Request |
Write out the data below in full, unchanged, minus the images.

= = = =

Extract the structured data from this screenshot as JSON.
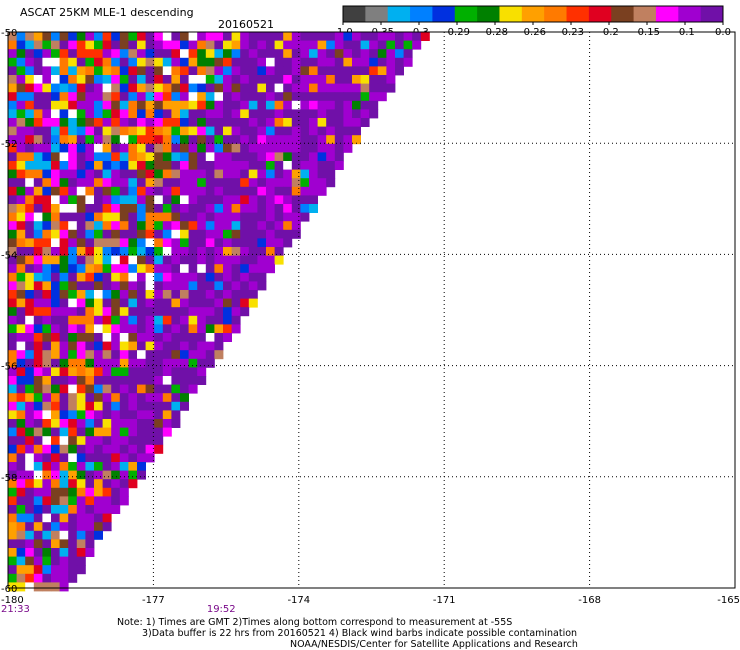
{
  "header": {
    "title": "ASCAT 25KM MLE-1 descending",
    "date": "20160521"
  },
  "colorbar": {
    "colors": [
      "#404040",
      "#7f7f7f",
      "#00b0f0",
      "#0080ff",
      "#0030e0",
      "#00b000",
      "#008000",
      "#f8e000",
      "#ffa000",
      "#ff7a00",
      "#ff3000",
      "#e00020",
      "#7a4020",
      "#c08060",
      "#ff00ff",
      "#a000d0",
      "#7010a8"
    ],
    "labels": [
      "-1.0",
      "-0.35",
      "-0.3",
      "-0.29",
      "-0.28",
      "-0.26",
      "-0.23",
      "-0.2",
      "-0.15",
      "-0.1",
      "0.0"
    ]
  },
  "chart_data": {
    "type": "heatmap",
    "title": "ASCAT 25KM MLE-1 descending",
    "x_ticks": [
      "-180",
      "-177",
      "-174",
      "-171",
      "-168",
      "-165"
    ],
    "y_ticks": [
      "-50",
      "-52",
      "-54",
      "-56",
      "-58",
      "-60"
    ],
    "xlim": [
      -180,
      -165
    ],
    "ylim": [
      -60,
      -50
    ],
    "grid": true,
    "swath_edge": {
      "top_right_lon": -171.3,
      "bottom_left_lon": -178.7
    },
    "time_labels": [
      {
        "text": "21:33",
        "lon": -180
      },
      {
        "text": "19:52",
        "lon": -175.6
      }
    ],
    "value_palette": [
      "#7010a8",
      "#7010a8",
      "#7010a8",
      "#a000d0",
      "#a000d0",
      "#ff00ff",
      "#e00020",
      "#ff3000",
      "#ff7a00",
      "#ffa000",
      "#f8e000",
      "#008000",
      "#00b000",
      "#0030e0",
      "#0080ff",
      "#00b0f0",
      "#7a4020",
      "#c08060",
      "#ffffff"
    ]
  },
  "notes": [
    "Note: 1) Times are GMT 2)Times along bottom correspond to measurement at -55S",
    "3)Data buffer is 22 hrs from 20160521 4) Black wind barbs indicate possible contamination",
    "NOAA/NESDIS/Center for Satellite Applications and Research"
  ]
}
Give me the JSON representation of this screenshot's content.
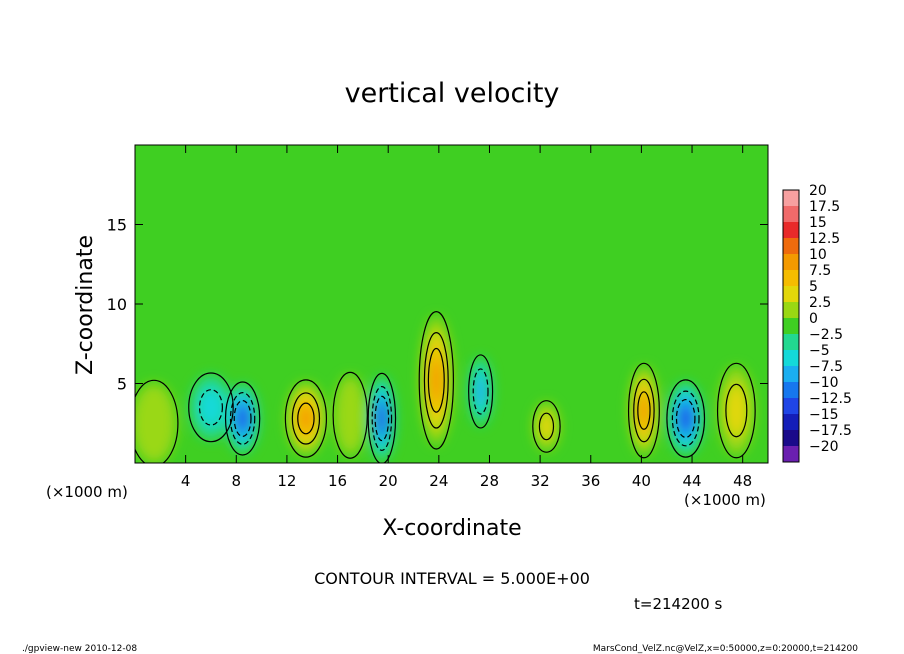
{
  "chart_data": {
    "type": "heatmap",
    "title": "vertical velocity",
    "xlabel": "X-coordinate",
    "ylabel": "Z-coordinate",
    "x_unit_left": "(×1000 m)",
    "x_unit_right": "(×1000 m)",
    "xlim": [
      0,
      50
    ],
    "ylim": [
      0,
      20
    ],
    "x_ticks": [
      "4",
      "8",
      "12",
      "16",
      "20",
      "24",
      "28",
      "32",
      "36",
      "40",
      "44",
      "48"
    ],
    "y_ticks": [
      "5",
      "10",
      "15"
    ],
    "contour_interval_text": "CONTOUR INTERVAL = 5.000E+00",
    "time_text": "t=214200 s",
    "colorbar": {
      "labels": [
        "20",
        "17.5",
        "15",
        "12.5",
        "10",
        "7.5",
        "5",
        "2.5",
        "0",
        "−2.5",
        "−5",
        "−7.5",
        "−10",
        "−12.5",
        "−15",
        "−17.5",
        "−20"
      ],
      "colors": [
        "#f7a0a0",
        "#f06a6a",
        "#e82a2a",
        "#ef6b0d",
        "#f49a00",
        "#f5bc00",
        "#e3d70a",
        "#9ad813",
        "#3fcf22",
        "#22d890",
        "#14d9d9",
        "#1aaef0",
        "#1677ee",
        "#1f45e6",
        "#141eb8",
        "#1a0a8a",
        "#6a1fb0"
      ]
    },
    "cells": [
      {
        "x": 1.5,
        "z": 2.5,
        "value": 4,
        "sx": 1.4,
        "sz": 2.0
      },
      {
        "x": 6.0,
        "z": 3.5,
        "value": -5,
        "sx": 1.3,
        "sz": 1.6
      },
      {
        "x": 8.5,
        "z": 2.8,
        "value": -13,
        "sx": 1.0,
        "sz": 1.7
      },
      {
        "x": 13.5,
        "z": 2.8,
        "value": 10,
        "sx": 1.2,
        "sz": 1.8
      },
      {
        "x": 17.0,
        "z": 3.0,
        "value": 3,
        "sx": 1.0,
        "sz": 2.0
      },
      {
        "x": 19.5,
        "z": 2.8,
        "value": -13,
        "sx": 0.8,
        "sz": 2.1
      },
      {
        "x": 23.8,
        "z": 5.2,
        "value": 12,
        "sx": 1.0,
        "sz": 3.2
      },
      {
        "x": 27.3,
        "z": 4.5,
        "value": -8,
        "sx": 0.7,
        "sz": 1.7
      },
      {
        "x": 32.5,
        "z": 2.3,
        "value": 5,
        "sx": 0.8,
        "sz": 1.2
      },
      {
        "x": 40.2,
        "z": 3.3,
        "value": 10,
        "sx": 0.9,
        "sz": 2.2
      },
      {
        "x": 43.5,
        "z": 2.8,
        "value": -13,
        "sx": 1.1,
        "sz": 1.8
      },
      {
        "x": 47.5,
        "z": 3.3,
        "value": 6,
        "sx": 1.1,
        "sz": 2.2
      }
    ]
  },
  "footer": {
    "left": "./gpview-new   2010-12-08",
    "right": "MarsCond_VelZ.nc@VelZ,x=0:50000,z=0:20000,t=214200"
  }
}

= = = =

Full answer |
Extract the structured data from this screenshot as JSON.
{
  "header": {
    "title": "ASCAT 25KM MLE-1 descending",
    "date": "20160521"
  },
  "colorbar": {
    "colors": [
      "#404040",
      "#7f7f7f",
      "#00b0f0",
      "#0080ff",
      "#0030e0",
      "#00b000",
      "#008000",
      "#f8e000",
      "#ffa000",
      "#ff7a00",
      "#ff3000",
      "#e00020",
      "#7a4020",
      "#c08060",
      "#ff00ff",
      "#a000d0",
      "#7010a8"
    ],
    "labels": [
      "-1.0",
      "-0.35",
      "-0.3",
      "-0.29",
      "-0.28",
      "-0.26",
      "-0.23",
      "-0.2",
      "-0.15",
      "-0.1",
      "0.0"
    ]
  },
  "chart_data": {
    "type": "heatmap",
    "title": "ASCAT 25KM MLE-1 descending",
    "x_ticks": [
      "-180",
      "-177",
      "-174",
      "-171",
      "-168",
      "-165"
    ],
    "y_ticks": [
      "-50",
      "-52",
      "-54",
      "-56",
      "-58",
      "-60"
    ],
    "xlim": [
      -180,
      -165
    ],
    "ylim": [
      -60,
      -50
    ],
    "grid": true,
    "swath_edge": {
      "top_right_lon": -171.3,
      "bottom_left_lon": -178.7
    },
    "time_labels": [
      {
        "text": "21:33",
        "lon": -180
      },
      {
        "text": "19:52",
        "lon": -175.6
      }
    ],
    "value_palette": [
      "#7010a8",
      "#7010a8",
      "#7010a8",
      "#a000d0",
      "#a000d0",
      "#ff00ff",
      "#e00020",
      "#ff3000",
      "#ff7a00",
      "#ffa000",
      "#f8e000",
      "#008000",
      "#00b000",
      "#0030e0",
      "#0080ff",
      "#00b0f0",
      "#7a4020",
      "#c08060",
      "#ffffff"
    ]
  },
  "notes": [
    "Note: 1) Times are GMT 2)Times along bottom correspond to measurement at -55S",
    "3)Data buffer is 22 hrs from 20160521 4) Black wind barbs indicate possible contamination",
    "NOAA/NESDIS/Center for Satellite Applications and Research"
  ]
}
Give me the JSON representation of this screenshot's content.
{
  "chart_data": {
    "type": "heatmap",
    "title": "vertical velocity",
    "xlabel": "X-coordinate",
    "ylabel": "Z-coordinate",
    "x_unit_left": "(×1000 m)",
    "x_unit_right": "(×1000 m)",
    "xlim": [
      0,
      50
    ],
    "ylim": [
      0,
      20
    ],
    "x_ticks": [
      "4",
      "8",
      "12",
      "16",
      "20",
      "24",
      "28",
      "32",
      "36",
      "40",
      "44",
      "48"
    ],
    "y_ticks": [
      "5",
      "10",
      "15"
    ],
    "contour_interval_text": "CONTOUR INTERVAL = 5.000E+00",
    "time_text": "t=214200 s",
    "colorbar": {
      "labels": [
        "20",
        "17.5",
        "15",
        "12.5",
        "10",
        "7.5",
        "5",
        "2.5",
        "0",
        "−2.5",
        "−5",
        "−7.5",
        "−10",
        "−12.5",
        "−15",
        "−17.5",
        "−20"
      ],
      "colors": [
        "#f7a0a0",
        "#f06a6a",
        "#e82a2a",
        "#ef6b0d",
        "#f49a00",
        "#f5bc00",
        "#e3d70a",
        "#9ad813",
        "#3fcf22",
        "#22d890",
        "#14d9d9",
        "#1aaef0",
        "#1677ee",
        "#1f45e6",
        "#141eb8",
        "#1a0a8a",
        "#6a1fb0"
      ]
    },
    "cells": [
      {
        "x": 1.5,
        "z": 2.5,
        "value": 4,
        "sx": 1.4,
        "sz": 2.0
      },
      {
        "x": 6.0,
        "z": 3.5,
        "value": -5,
        "sx": 1.3,
        "sz": 1.6
      },
      {
        "x": 8.5,
        "z": 2.8,
        "value": -13,
        "sx": 1.0,
        "sz": 1.7
      },
      {
        "x": 13.5,
        "z": 2.8,
        "value": 10,
        "sx": 1.2,
        "sz": 1.8
      },
      {
        "x": 17.0,
        "z": 3.0,
        "value": 3,
        "sx": 1.0,
        "sz": 2.0
      },
      {
        "x": 19.5,
        "z": 2.8,
        "value": -13,
        "sx": 0.8,
        "sz": 2.1
      },
      {
        "x": 23.8,
        "z": 5.2,
        "value": 12,
        "sx": 1.0,
        "sz": 3.2
      },
      {
        "x": 27.3,
        "z": 4.5,
        "value": -8,
        "sx": 0.7,
        "sz": 1.7
      },
      {
        "x": 32.5,
        "z": 2.3,
        "value": 5,
        "sx": 0.8,
        "sz": 1.2
      },
      {
        "x": 40.2,
        "z": 3.3,
        "value": 10,
        "sx": 0.9,
        "sz": 2.2
      },
      {
        "x": 43.5,
        "z": 2.8,
        "value": -13,
        "sx": 1.1,
        "sz": 1.8
      },
      {
        "x": 47.5,
        "z": 3.3,
        "value": 6,
        "sx": 1.1,
        "sz": 2.2
      }
    ]
  },
  "footer": {
    "left": "./gpview-new   2010-12-08",
    "right": "MarsCond_VelZ.nc@VelZ,x=0:50000,z=0:20000,t=214200"
  }
}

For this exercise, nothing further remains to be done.